── Исходный отрывок ──

Время и вечность. Мысли вслух и вполголоса - стр. 33
Борис Хазанов Мюнхен, 2018
К Ольге Петровой[2]
Дорогая Оля, здравствуй! Какой радостью было получить письмо от тебя. Я помню наши университетские времена во всех подробностях, и вот сейчас всё это всколыхнулось. Буквально полвека прошло с тех пор. Помнишь ли, как мы бродили вдвоём вечерами по городу, и ты читала мне стихи, это было в самом начале учёбы, на первом курсе. Ты читала наизусть Ахматову и Есенина, «Слава тебе, безысходная боль» и «Свищет ветер, серебряный ветер», стихи, которые я тогда слышал впервые. А иногда ты звонила вечером из университета мне домой, и говорила, что тебе скучно. Помнишь ли ты нашу знаменитую балюстраду, возле которой мы околачивались целыми днями? И самый первый день занятий, когда Павел Матвеевич Шендяпин показался мне, да и всем нам, невероятно строгим, даже суровым, и только потом мало-помалу оказалось, что это была добрая и удивительно отзывчивая душа. Мне было 17 лет, теперь 70, – каково? Когда я теперь думаю о временах сразу после войны, о надеждах и ожиданиях, и об этом чувстве, почти уверенности, что будущее уже на пороге и завтра начнётся необыкновенная жизнь, я вижу, как жизнь насмеялась над нами, и не только надо мной, но над всеми нами. То, что потом случилось, было отвратительно, и ещё долгое время спустя на университете стояло для меня чёрное клеймо. Но и это чувство уже давно прошло, и сейчас мне кажется, что это были, может быть, главные годы жизни.

───

● Порядок выполнения:
Ответьте на вопросы по исходному отрывку.
1. Кому адресовано письмо?
2. Стихи каких двух поэтов Оля читала наизусть?
3. Какой возраст назван для времени учёбы и какой для настоящего времени?

── Фрагменты данных ──

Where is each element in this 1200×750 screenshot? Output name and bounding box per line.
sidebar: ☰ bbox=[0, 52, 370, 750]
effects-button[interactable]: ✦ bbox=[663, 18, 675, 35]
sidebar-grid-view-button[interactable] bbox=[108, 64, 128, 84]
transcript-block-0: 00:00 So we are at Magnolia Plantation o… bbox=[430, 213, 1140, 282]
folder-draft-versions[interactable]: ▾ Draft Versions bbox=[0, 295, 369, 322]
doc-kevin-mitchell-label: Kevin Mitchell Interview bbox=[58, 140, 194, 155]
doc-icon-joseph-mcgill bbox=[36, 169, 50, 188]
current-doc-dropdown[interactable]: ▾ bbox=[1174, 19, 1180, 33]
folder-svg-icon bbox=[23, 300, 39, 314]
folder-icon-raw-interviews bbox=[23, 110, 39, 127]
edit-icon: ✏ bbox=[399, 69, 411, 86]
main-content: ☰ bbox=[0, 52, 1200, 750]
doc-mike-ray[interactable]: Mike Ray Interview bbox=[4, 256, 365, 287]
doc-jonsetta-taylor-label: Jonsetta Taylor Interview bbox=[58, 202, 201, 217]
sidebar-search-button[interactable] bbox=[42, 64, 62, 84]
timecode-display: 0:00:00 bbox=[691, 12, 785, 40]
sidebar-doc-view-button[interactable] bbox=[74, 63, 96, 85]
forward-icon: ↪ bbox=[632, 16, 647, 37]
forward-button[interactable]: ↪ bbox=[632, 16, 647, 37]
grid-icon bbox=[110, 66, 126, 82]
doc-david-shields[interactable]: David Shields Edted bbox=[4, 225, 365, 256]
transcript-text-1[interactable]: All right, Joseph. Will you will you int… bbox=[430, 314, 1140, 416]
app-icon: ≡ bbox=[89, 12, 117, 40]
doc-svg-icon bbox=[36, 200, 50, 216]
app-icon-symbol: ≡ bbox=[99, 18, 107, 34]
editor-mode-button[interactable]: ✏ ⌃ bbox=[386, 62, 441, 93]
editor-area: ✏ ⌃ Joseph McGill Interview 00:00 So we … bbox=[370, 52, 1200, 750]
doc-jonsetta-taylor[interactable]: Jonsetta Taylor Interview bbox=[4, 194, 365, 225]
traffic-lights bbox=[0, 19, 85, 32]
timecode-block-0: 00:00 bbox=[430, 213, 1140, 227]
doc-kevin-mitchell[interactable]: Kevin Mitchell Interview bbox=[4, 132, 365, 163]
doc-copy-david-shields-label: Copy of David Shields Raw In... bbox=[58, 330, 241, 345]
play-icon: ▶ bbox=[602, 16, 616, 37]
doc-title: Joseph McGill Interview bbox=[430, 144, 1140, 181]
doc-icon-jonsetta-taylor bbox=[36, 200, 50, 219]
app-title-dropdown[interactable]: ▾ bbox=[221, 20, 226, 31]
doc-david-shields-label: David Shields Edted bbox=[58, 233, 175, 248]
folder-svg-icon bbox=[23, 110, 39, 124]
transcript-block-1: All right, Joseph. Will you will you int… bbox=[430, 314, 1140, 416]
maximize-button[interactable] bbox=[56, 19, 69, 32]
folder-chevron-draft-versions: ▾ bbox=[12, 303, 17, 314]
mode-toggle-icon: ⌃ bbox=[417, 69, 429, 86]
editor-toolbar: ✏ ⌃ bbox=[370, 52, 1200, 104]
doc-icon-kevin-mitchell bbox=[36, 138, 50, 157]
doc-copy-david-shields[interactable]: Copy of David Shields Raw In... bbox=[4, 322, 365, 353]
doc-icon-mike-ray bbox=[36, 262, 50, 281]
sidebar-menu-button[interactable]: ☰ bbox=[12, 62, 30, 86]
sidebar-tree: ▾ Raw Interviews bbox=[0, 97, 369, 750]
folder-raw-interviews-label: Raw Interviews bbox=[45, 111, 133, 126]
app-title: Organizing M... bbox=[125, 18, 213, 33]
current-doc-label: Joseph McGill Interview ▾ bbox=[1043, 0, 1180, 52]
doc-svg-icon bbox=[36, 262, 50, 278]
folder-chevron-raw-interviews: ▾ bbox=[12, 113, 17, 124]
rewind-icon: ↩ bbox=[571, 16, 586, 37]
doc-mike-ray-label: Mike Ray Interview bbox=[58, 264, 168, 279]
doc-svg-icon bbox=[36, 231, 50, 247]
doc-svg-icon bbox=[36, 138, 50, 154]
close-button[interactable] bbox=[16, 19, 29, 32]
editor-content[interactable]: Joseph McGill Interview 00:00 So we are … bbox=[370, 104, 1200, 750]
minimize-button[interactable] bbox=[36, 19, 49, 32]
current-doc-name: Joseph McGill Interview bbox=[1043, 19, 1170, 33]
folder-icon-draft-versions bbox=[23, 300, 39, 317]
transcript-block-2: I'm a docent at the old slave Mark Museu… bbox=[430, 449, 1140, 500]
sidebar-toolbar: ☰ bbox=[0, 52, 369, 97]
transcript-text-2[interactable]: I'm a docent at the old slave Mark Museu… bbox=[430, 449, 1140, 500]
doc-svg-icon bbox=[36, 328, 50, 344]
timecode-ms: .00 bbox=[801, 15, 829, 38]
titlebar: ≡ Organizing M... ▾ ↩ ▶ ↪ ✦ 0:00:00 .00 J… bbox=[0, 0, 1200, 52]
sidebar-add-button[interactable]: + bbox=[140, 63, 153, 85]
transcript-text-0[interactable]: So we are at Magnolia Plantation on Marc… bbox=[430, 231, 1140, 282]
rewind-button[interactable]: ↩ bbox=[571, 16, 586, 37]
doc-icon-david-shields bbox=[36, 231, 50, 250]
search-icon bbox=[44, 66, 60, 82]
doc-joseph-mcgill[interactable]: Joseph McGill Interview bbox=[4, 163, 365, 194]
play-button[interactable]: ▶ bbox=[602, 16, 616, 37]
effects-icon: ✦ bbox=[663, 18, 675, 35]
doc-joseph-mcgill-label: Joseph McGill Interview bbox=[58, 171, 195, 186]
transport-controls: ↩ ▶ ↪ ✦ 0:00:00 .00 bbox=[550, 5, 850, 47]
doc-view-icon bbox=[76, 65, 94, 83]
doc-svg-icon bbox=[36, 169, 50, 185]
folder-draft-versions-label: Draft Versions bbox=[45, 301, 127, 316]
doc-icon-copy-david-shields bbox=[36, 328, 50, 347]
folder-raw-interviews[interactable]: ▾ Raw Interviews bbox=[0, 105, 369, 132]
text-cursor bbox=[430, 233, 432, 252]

───

● Решение задания:
1. Ольге Петровой.
2. Ахматовой и Есенина.
3. Тогда было 17 лет, теперь 70.